> _Task statement_
Reproduce the data in its entirety, exactly as supplied.

> _Given records_
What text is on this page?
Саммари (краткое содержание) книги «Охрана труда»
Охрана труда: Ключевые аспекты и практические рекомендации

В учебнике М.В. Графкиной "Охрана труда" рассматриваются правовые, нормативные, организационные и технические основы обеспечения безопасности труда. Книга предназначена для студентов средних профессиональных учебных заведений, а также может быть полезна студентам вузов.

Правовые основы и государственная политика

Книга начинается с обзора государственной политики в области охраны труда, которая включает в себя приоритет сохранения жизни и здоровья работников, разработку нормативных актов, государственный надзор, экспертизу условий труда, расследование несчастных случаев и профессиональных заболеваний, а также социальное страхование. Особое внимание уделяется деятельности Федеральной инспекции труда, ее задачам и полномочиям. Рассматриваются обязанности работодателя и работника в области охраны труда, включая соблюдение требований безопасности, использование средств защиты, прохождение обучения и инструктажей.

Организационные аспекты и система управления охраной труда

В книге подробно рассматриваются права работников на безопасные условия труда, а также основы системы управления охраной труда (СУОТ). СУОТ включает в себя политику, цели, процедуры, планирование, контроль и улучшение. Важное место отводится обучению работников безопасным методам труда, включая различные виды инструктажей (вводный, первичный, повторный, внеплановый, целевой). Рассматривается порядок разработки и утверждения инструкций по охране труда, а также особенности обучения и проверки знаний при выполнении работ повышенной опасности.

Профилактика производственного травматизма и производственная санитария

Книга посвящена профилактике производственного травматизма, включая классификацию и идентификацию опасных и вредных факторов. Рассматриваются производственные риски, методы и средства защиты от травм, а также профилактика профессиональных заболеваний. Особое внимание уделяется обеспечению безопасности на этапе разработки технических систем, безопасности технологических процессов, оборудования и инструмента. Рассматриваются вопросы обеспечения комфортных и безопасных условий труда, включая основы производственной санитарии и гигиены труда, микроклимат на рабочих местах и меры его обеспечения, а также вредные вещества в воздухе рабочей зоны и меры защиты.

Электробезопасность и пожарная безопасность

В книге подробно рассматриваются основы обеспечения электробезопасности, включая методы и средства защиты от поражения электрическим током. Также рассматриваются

> _Reply to the exercise_
What text is on this page?
Саммари (краткое содержание) книги «Охрана труда»
Охрана труда: Ключевые аспекты и практические рекомендации

В учебнике М.В. Графкиной "Охрана труда" рассматриваются правовые, нормативные, организационные и технические основы обеспечения безопасности труда. Книга предназначена для студентов средних профессиональных учебных заведений, а также может быть полезна студентам вузов.

Правовые основы и государственная политика

Книга начинается с обзора государственной политики в области охраны труда, которая включает в себя приоритет сохранения жизни и здоровья работников, разработку нормативных актов, государственный надзор, экспертизу условий труда, расследование несчастных случаев и профессиональных заболеваний, а также социальное страхование. Особое внимание уделяется деятельности Федеральной инспекции труда, ее задачам и полномочиям. Рассматриваются обязанности работодателя и работника в области охраны труда, включая соблюдение требований безопасности, использование средств защиты, прохождение обучения и инструктажей.

Организационные аспекты и система управления охраной труда

В книге подробно рассматриваются права работников на безопасные условия труда, а также основы системы управления охраной труда (СУОТ). СУОТ включает в себя политику, цели, процедуры, планирование, контроль и улучшение. Важное место отводится обучению работников безопасным методам труда, включая различные виды инструктажей (вводный, первичный, повторный, внеплановый, целевой). Рассматривается порядок разработки и утверждения инструкций по охране труда, а также особенности обучения и проверки знаний при выполнении работ повышенной опасности.

Профилактика производственного травматизма и производственная санитария

Книга посвящена профилактике производственного травматизма, включая классификацию и идентификацию опасных и вредных факторов. Рассматриваются производственные риски, методы и средства защиты от травм, а также профилактика профессиональных заболеваний. Особое внимание уделяется обеспечению безопасности на этапе разработки технических систем, безопасности технологических процессов, оборудования и инструмента. Рассматриваются вопросы обеспечения комфортных и безопасных условий труда, включая основы производственной санитарии и гигиены труда, микроклимат на рабочих местах и меры его обеспечения, а также вредные вещества в воздухе рабочей зоны и меры защиты.

Электробезопасность и пожарная безопасность

В книге подробно рассматриваются основы обеспечения электробезопасности, включая методы и средства защиты от поражения электрическим током. Также рассматриваются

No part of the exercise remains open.